| Stated goal |
For the copy, please give all of the data again exactly and leave the pictures out.

| Given information |
○ ○ ○ ○
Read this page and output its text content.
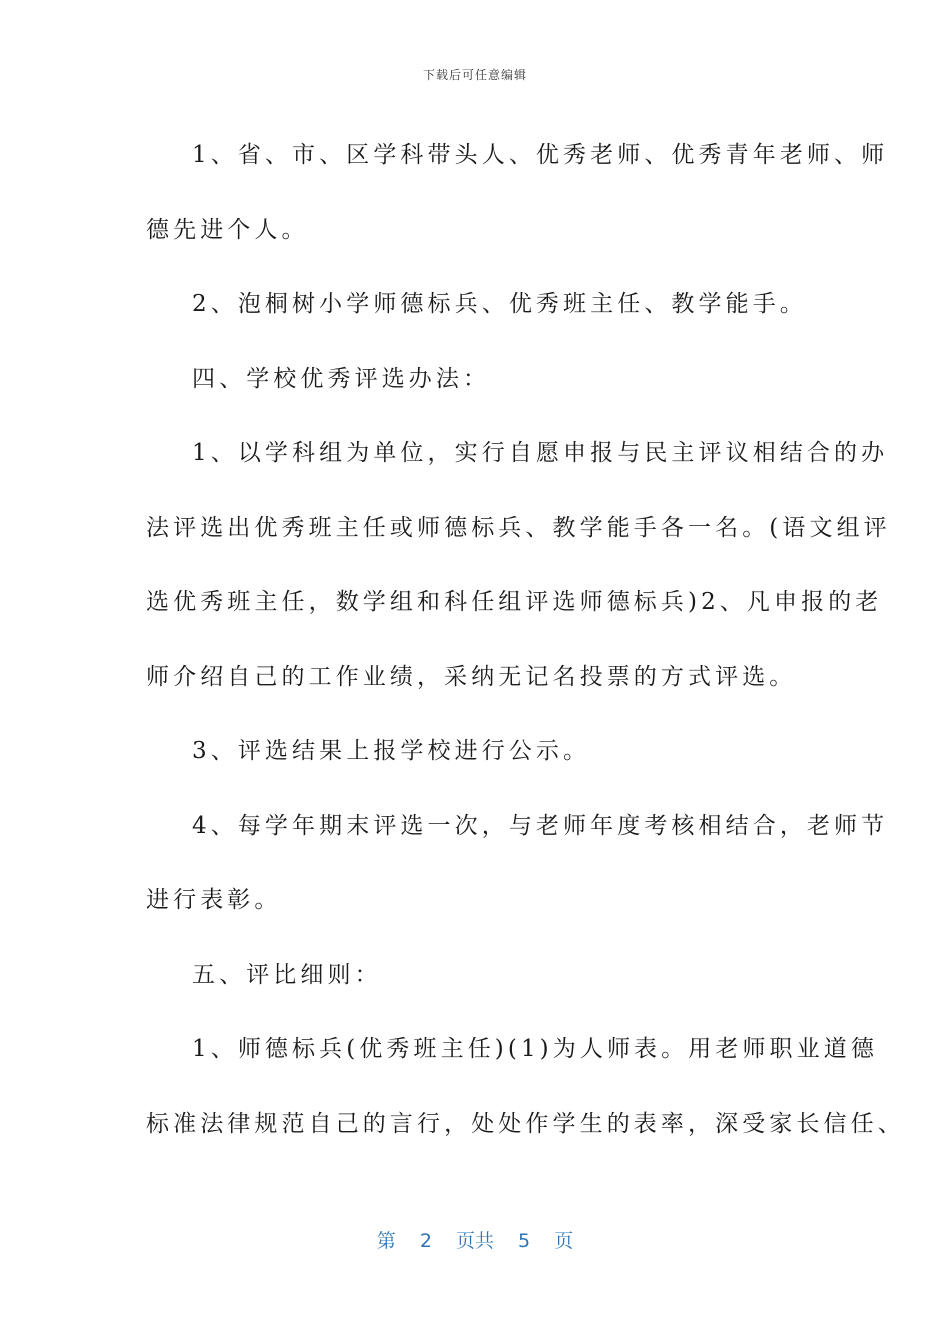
下载后可任意编辑
1、省、市、区学科带头人、优秀老师、优秀青年老师、师
德先进个人。
2、泡桐树小学师德标兵、优秀班主任、教学能手。
四、学校优秀评选办法：
1、以学科组为单位，实行自愿申报与民主评议相结合的办
法评选出优秀班主任或师德标兵、教学能手各一名。(语文组评
选优秀班主任，数学组和科任组评选师德标兵)2、凡申报的老
师介绍自己的工作业绩，采纳无记名投票的方式评选。
3、评选结果上报学校进行公示。
4、每学年期末评选一次，与老师年度考核相结合，老师节
进行表彰。
五、评比细则：
1、师德标兵(优秀班主任)(1)为人师表。用老师职业道德
标准法律规范自己的言行，处处作学生的表率，深受家长信任、
第 2 页共 5 页
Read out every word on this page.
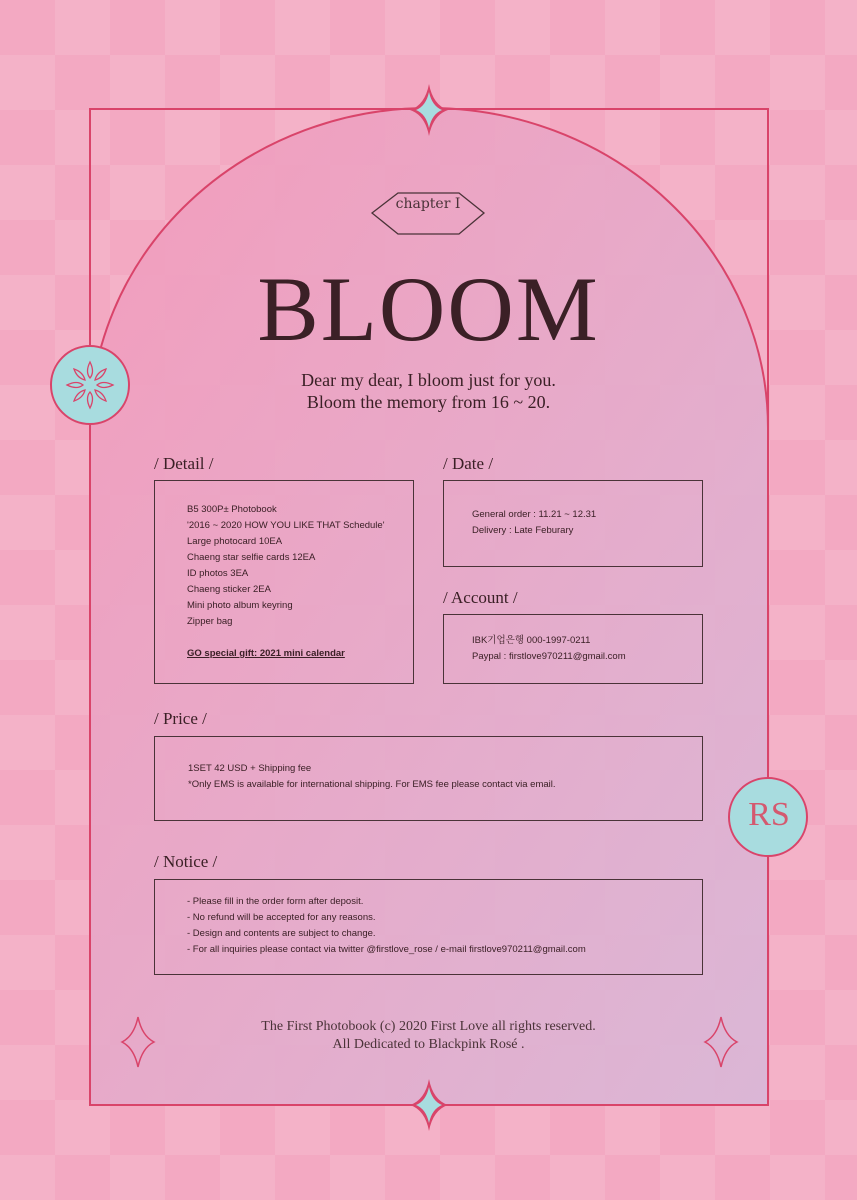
chapter I
BLOOM
Dear my dear, I bloom just for you.
Bloom the memory from 16 ~ 20.
/ Detail /
B5 300P± Photobook
'2016 ~ 2020 HOW YOU LIKE THAT Schedule'
Large photocard 10EA
Chaeng star selfie cards 12EA
ID photos 3EA
Chaeng sticker 2EA
Mini photo album keyring
Zipper bag
GO special gift: 2021 mini calendar
/ Date /
General order : 11.21 ~ 12.31
Delivery : Late Feburary
/ Account /
IBK기업은행 000-1997-0211
Paypal : firstlove970211@gmail.com
/ Price /
1SET 42 USD + Shipping fee
*Only EMS is available for international shipping. For EMS fee please contact via email.
/ Notice /
- Please fill in the order form after deposit.
- No refund will be accepted for any reasons.
- Design and contents are subject to change.
- For all inquiries please contact via twitter @firstlove_rose / e-mail firstlove970211@gmail.com
RS
The First Photobook (c) 2020 First Love all rights reserved.
All Dedicated to Blackpink Rosé .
○ ○ ○ ○
| Output of the exercise |
Read this page and output its text content.
下载后可任意编辑
1、省、市、区学科带头人、优秀老师、优秀青年老师、师
德先进个人。
2、泡桐树小学师德标兵、优秀班主任、教学能手。
四、学校优秀评选办法：
1、以学科组为单位，实行自愿申报与民主评议相结合的办
法评选出优秀班主任或师德标兵、教学能手各一名。(语文组评
选优秀班主任，数学组和科任组评选师德标兵)2、凡申报的老
师介绍自己的工作业绩，采纳无记名投票的方式评选。
3、评选结果上报学校进行公示。
4、每学年期末评选一次，与老师年度考核相结合，老师节
进行表彰。
五、评比细则：
1、师德标兵(优秀班主任)(1)为人师表。用老师职业道德
标准法律规范自己的言行，处处作学生的表率，深受家长信任、
第 2 页共 5 页
Read out every word on this page.
chapter I
BLOOM
Dear my dear, I bloom just for you.
Bloom the memory from 16 ~ 20.
/ Detail /
B5 300P± Photobook
'2016 ~ 2020 HOW YOU LIKE THAT Schedule'
Large photocard 10EA
Chaeng star selfie cards 12EA
ID photos 3EA
Chaeng sticker 2EA
Mini photo album keyring
Zipper bag
GO special gift: 2021 mini calendar
/ Date /
General order : 11.21 ~ 12.31
Delivery : Late Feburary
/ Account /
IBK기업은행 000-1997-0211
Paypal : firstlove970211@gmail.com
/ Price /
1SET 42 USD + Shipping fee
*Only EMS is available for international shipping. For EMS fee please contact via email.
/ Notice /
- Please fill in the order form after deposit.
- No refund will be accepted for any reasons.
- Design and contents are subject to change.
- For all inquiries please contact via twitter @firstlove_rose / e-mail firstlove970211@gmail.com
RS
The First Photobook (c) 2020 First Love all rights reserved.
All Dedicated to Blackpink Rosé .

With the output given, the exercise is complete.